WHAT IS REQUIRED: Among the entries that follow, find the lines containing the string "each" and copy them.

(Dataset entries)
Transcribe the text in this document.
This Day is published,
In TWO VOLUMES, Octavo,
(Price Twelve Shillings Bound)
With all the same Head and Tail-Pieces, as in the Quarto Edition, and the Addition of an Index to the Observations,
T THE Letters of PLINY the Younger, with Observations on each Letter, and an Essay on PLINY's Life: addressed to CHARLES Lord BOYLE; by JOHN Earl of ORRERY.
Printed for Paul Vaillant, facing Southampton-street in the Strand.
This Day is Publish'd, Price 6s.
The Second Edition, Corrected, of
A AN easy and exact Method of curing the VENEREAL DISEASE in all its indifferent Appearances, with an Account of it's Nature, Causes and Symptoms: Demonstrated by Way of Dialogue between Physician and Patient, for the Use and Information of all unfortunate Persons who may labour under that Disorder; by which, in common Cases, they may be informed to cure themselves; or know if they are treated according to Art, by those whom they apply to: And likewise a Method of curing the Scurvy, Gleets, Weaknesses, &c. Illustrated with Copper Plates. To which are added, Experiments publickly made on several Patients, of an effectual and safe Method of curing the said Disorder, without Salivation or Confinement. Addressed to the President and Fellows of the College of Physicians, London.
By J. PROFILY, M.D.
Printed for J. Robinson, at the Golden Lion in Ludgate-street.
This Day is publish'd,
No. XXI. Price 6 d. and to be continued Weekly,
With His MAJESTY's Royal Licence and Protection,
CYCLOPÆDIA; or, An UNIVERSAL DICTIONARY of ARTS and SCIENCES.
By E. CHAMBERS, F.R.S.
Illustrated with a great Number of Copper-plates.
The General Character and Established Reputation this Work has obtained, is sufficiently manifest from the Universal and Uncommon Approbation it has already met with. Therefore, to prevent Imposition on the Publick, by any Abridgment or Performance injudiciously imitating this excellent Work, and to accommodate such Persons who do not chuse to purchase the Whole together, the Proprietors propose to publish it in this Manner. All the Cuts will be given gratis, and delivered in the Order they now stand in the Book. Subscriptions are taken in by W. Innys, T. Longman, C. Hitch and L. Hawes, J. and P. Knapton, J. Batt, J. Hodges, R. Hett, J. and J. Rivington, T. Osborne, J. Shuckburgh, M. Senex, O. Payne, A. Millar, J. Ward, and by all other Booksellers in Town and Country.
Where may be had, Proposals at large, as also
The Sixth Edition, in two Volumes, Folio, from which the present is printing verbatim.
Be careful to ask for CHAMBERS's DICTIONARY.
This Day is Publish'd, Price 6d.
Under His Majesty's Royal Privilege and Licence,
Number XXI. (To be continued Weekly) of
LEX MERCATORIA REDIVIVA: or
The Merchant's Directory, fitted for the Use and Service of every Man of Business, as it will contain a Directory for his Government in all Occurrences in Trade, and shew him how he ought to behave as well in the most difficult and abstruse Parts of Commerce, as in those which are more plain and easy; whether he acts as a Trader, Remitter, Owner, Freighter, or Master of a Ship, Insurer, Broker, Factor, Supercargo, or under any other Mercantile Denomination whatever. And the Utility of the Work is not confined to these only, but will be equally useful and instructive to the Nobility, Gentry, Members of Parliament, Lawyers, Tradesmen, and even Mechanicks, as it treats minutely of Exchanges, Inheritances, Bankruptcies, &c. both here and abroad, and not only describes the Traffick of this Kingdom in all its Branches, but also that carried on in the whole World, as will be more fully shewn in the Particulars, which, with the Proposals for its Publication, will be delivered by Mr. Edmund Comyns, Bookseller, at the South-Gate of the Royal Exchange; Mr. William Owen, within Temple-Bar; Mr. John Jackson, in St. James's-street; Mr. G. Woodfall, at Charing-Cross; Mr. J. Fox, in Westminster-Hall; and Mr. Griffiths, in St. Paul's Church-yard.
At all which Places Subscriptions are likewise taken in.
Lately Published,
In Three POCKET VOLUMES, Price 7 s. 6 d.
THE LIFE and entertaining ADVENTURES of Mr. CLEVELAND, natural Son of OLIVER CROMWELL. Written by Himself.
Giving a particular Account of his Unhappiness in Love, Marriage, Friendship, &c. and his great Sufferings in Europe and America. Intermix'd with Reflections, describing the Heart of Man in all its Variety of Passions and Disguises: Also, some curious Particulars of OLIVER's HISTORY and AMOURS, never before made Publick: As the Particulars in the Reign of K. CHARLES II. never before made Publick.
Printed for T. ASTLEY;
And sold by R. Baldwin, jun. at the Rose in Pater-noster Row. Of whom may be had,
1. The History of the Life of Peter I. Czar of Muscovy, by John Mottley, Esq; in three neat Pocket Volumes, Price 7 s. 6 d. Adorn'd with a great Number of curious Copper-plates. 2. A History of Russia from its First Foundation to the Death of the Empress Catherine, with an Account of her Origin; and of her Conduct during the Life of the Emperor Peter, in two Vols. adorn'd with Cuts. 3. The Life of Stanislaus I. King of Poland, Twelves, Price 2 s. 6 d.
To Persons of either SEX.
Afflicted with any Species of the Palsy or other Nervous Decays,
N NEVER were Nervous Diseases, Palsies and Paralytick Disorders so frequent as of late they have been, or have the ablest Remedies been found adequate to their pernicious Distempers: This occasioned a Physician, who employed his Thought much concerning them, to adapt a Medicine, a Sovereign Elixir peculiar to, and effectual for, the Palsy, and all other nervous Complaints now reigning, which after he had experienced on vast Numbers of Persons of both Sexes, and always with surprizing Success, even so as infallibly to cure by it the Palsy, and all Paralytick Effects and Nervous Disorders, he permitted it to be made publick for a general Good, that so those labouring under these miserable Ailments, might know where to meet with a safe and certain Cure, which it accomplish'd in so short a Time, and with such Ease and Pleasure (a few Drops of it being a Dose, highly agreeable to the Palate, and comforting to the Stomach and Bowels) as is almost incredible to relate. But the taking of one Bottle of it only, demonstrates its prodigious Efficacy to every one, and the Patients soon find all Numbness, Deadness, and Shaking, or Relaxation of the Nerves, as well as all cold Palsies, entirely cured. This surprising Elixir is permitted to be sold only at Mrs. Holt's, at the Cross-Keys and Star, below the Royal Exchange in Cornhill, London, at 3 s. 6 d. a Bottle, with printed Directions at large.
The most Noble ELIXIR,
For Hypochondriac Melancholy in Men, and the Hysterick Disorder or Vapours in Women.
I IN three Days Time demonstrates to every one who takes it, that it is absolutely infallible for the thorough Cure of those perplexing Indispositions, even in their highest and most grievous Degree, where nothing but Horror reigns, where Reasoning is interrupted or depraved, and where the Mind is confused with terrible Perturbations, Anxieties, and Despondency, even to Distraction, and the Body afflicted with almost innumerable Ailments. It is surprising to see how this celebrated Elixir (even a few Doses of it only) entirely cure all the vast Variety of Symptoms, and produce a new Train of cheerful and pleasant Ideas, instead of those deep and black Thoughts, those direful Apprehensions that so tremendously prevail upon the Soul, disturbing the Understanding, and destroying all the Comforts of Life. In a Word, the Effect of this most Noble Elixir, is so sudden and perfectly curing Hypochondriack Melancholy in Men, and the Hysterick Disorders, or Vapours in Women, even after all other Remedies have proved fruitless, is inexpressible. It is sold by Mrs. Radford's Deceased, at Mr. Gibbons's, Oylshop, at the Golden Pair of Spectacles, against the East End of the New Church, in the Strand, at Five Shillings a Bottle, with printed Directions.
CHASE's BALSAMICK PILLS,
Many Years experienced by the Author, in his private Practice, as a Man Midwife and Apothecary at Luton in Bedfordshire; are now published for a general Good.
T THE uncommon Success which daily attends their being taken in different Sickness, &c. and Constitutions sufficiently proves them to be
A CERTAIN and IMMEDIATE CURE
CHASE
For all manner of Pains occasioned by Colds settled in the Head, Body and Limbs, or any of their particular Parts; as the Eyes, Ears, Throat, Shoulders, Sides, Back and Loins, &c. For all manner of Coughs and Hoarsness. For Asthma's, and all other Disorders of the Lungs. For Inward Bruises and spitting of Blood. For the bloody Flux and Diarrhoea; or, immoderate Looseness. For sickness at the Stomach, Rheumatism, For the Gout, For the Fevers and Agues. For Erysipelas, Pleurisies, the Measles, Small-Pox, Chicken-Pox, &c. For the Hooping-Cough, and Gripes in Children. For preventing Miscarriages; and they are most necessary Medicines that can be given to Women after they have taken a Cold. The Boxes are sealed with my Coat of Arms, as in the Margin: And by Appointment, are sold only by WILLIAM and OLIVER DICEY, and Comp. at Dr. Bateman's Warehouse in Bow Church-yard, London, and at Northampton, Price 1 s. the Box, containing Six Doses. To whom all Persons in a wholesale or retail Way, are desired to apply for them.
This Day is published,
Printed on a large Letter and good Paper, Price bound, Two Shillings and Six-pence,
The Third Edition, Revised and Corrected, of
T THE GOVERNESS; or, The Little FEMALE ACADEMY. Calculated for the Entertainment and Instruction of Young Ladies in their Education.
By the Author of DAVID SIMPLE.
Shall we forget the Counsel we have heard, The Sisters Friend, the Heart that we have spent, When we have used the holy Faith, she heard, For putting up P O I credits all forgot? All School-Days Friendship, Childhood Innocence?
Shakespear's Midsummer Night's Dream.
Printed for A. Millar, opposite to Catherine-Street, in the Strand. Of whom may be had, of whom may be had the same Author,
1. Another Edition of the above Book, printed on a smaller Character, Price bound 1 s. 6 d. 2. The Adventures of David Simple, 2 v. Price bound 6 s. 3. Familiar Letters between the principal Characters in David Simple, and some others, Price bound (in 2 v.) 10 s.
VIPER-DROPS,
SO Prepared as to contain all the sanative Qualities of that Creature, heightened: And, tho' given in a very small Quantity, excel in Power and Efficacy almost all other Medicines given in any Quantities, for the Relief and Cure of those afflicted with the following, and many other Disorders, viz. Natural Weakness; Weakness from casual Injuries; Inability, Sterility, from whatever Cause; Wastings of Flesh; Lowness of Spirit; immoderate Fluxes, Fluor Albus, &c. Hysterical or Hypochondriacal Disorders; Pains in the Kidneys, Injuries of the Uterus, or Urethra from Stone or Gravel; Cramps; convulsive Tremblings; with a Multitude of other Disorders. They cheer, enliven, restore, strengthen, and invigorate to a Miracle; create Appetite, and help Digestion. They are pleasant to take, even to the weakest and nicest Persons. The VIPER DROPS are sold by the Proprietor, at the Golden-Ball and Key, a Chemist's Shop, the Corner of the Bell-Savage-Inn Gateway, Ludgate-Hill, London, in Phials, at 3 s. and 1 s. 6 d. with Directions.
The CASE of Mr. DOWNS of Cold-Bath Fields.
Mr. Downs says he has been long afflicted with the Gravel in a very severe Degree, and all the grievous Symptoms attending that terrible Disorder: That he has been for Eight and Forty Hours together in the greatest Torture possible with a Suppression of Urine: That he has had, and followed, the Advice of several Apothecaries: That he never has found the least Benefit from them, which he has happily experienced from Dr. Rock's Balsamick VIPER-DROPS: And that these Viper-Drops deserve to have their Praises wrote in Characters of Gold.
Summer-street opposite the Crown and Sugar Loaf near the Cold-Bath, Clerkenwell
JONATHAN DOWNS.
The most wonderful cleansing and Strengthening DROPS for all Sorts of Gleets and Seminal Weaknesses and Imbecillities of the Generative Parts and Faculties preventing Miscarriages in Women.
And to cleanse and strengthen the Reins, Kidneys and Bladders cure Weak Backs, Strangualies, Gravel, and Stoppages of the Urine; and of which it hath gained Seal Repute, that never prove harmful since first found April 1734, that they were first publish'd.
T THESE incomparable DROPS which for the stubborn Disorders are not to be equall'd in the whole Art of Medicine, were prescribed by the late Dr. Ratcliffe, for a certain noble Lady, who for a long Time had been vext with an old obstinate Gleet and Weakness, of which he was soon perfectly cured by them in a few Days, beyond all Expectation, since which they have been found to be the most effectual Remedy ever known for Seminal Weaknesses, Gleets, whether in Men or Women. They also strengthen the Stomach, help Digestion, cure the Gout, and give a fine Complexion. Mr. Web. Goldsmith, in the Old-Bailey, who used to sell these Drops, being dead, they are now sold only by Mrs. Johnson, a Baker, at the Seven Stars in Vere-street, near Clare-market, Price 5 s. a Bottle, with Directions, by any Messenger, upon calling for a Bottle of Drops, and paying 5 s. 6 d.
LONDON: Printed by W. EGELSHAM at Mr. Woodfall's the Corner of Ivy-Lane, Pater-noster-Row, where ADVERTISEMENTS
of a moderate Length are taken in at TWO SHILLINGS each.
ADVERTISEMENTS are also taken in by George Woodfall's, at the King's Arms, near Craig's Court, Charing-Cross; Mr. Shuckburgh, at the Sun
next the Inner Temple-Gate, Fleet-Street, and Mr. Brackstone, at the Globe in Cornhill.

WRITTEN ANSWER:
T THE Letters of PLINY the Younger, with Observations on each Letter, and an Essay on PLINY's Life: addressed to CHARLES Lord BOYLE; by JOHN Earl of ORRERY.
of a moderate Length are taken in at TWO SHILLINGS each.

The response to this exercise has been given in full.